>> BEGIN INPUT RECORDS

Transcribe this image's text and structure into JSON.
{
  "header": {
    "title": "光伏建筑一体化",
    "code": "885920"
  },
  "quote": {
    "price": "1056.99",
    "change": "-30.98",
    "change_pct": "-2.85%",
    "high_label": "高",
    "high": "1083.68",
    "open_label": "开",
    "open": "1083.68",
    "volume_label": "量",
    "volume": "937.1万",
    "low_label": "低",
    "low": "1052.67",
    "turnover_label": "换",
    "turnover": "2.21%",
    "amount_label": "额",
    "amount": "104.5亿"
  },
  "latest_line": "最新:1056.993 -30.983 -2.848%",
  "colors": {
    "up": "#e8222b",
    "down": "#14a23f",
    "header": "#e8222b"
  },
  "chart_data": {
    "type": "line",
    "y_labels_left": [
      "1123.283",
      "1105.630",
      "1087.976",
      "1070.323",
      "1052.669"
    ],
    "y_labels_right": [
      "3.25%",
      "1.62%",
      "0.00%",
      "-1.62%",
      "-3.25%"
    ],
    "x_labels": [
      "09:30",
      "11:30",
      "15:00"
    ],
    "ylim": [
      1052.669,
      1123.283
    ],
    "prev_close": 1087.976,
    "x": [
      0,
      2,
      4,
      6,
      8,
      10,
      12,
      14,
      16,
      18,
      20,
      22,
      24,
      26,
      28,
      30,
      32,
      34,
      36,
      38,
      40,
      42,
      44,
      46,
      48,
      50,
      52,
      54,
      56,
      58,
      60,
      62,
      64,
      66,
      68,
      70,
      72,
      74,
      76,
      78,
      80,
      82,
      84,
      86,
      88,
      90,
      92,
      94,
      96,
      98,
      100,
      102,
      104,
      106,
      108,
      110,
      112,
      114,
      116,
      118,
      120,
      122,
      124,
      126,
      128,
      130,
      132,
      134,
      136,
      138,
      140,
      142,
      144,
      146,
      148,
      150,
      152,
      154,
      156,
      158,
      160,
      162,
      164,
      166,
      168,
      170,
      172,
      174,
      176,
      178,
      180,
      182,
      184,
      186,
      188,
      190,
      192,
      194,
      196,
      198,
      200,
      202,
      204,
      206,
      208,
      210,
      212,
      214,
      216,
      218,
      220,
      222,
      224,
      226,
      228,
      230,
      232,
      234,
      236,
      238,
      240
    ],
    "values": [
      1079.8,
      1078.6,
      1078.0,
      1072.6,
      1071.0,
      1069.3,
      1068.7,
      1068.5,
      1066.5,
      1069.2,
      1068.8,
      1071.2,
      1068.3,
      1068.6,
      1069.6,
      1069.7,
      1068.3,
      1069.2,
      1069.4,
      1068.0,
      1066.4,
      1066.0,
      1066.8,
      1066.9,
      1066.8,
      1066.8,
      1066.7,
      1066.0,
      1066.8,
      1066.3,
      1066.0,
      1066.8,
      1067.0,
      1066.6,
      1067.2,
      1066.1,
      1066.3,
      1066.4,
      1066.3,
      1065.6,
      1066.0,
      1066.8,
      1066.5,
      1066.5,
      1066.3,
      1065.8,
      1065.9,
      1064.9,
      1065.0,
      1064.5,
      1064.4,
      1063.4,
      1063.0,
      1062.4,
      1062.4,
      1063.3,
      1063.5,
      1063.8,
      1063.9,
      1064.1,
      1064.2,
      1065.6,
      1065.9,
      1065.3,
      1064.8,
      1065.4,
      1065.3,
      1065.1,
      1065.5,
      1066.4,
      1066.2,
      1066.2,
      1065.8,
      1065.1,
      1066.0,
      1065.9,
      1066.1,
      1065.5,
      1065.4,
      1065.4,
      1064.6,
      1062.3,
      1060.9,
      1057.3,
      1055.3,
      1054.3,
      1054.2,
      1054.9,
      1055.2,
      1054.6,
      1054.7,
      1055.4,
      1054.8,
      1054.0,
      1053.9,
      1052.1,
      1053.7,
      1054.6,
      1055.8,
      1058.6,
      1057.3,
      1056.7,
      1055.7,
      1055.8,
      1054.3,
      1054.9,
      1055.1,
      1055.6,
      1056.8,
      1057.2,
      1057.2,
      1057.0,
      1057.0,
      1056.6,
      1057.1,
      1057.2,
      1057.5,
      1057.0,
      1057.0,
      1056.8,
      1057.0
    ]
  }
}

>> END INPUT RECORDS

◆ GOAL ◆
Output all of the material, please, exactly as it stands.

◆ SOLUTION TO THE EXERCISE ◆
Transcribe this image's text and structure into JSON.
{
  "header": {
    "title": "光伏建筑一体化",
    "code": "885920"
  },
  "quote": {
    "price": "1056.99",
    "change": "-30.98",
    "change_pct": "-2.85%",
    "high_label": "高",
    "high": "1083.68",
    "open_label": "开",
    "open": "1083.68",
    "volume_label": "量",
    "volume": "937.1万",
    "low_label": "低",
    "low": "1052.67",
    "turnover_label": "换",
    "turnover": "2.21%",
    "amount_label": "额",
    "amount": "104.5亿"
  },
  "latest_line": "最新:1056.993 -30.983 -2.848%",
  "colors": {
    "up": "#e8222b",
    "down": "#14a23f",
    "header": "#e8222b"
  },
  "chart_data": {
    "type": "line",
    "y_labels_left": [
      "1123.283",
      "1105.630",
      "1087.976",
      "1070.323",
      "1052.669"
    ],
    "y_labels_right": [
      "3.25%",
      "1.62%",
      "0.00%",
      "-1.62%",
      "-3.25%"
    ],
    "x_labels": [
      "09:30",
      "11:30",
      "15:00"
    ],
    "ylim": [
      1052.669,
      1123.283
    ],
    "prev_close": 1087.976,
    "x": [
      0,
      2,
      4,
      6,
      8,
      10,
      12,
      14,
      16,
      18,
      20,
      22,
      24,
      26,
      28,
      30,
      32,
      34,
      36,
      38,
      40,
      42,
      44,
      46,
      48,
      50,
      52,
      54,
      56,
      58,
      60,
      62,
      64,
      66,
      68,
      70,
      72,
      74,
      76,
      78,
      80,
      82,
      84,
      86,
      88,
      90,
      92,
      94,
      96,
      98,
      100,
      102,
      104,
      106,
      108,
      110,
      112,
      114,
      116,
      118,
      120,
      122,
      124,
      126,
      128,
      130,
      132,
      134,
      136,
      138,
      140,
      142,
      144,
      146,
      148,
      150,
      152,
      154,
      156,
      158,
      160,
      162,
      164,
      166,
      168,
      170,
      172,
      174,
      176,
      178,
      180,
      182,
      184,
      186,
      188,
      190,
      192,
      194,
      196,
      198,
      200,
      202,
      204,
      206,
      208,
      210,
      212,
      214,
      216,
      218,
      220,
      222,
      224,
      226,
      228,
      230,
      232,
      234,
      236,
      238,
      240
    ],
    "values": [
      1079.8,
      1078.6,
      1078.0,
      1072.6,
      1071.0,
      1069.3,
      1068.7,
      1068.5,
      1066.5,
      1069.2,
      1068.8,
      1071.2,
      1068.3,
      1068.6,
      1069.6,
      1069.7,
      1068.3,
      1069.2,
      1069.4,
      1068.0,
      1066.4,
      1066.0,
      1066.8,
      1066.9,
      1066.8,
      1066.8,
      1066.7,
      1066.0,
      1066.8,
      1066.3,
      1066.0,
      1066.8,
      1067.0,
      1066.6,
      1067.2,
      1066.1,
      1066.3,
      1066.4,
      1066.3,
      1065.6,
      1066.0,
      1066.8,
      1066.5,
      1066.5,
      1066.3,
      1065.8,
      1065.9,
      1064.9,
      1065.0,
      1064.5,
      1064.4,
      1063.4,
      1063.0,
      1062.4,
      1062.4,
      1063.3,
      1063.5,
      1063.8,
      1063.9,
      1064.1,
      1064.2,
      1065.6,
      1065.9,
      1065.3,
      1064.8,
      1065.4,
      1065.3,
      1065.1,
      1065.5,
      1066.4,
      1066.2,
      1066.2,
      1065.8,
      1065.1,
      1066.0,
      1065.9,
      1066.1,
      1065.5,
      1065.4,
      1065.4,
      1064.6,
      1062.3,
      1060.9,
      1057.3,
      1055.3,
      1054.3,
      1054.2,
      1054.9,
      1055.2,
      1054.6,
      1054.7,
      1055.4,
      1054.8,
      1054.0,
      1053.9,
      1052.1,
      1053.7,
      1054.6,
      1055.8,
      1058.6,
      1057.3,
      1056.7,
      1055.7,
      1055.8,
      1054.3,
      1054.9,
      1055.1,
      1055.6,
      1056.8,
      1057.2,
      1057.2,
      1057.0,
      1057.0,
      1056.6,
      1057.1,
      1057.2,
      1057.5,
      1057.0,
      1057.0,
      1056.8,
      1057.0
    ]
  }
}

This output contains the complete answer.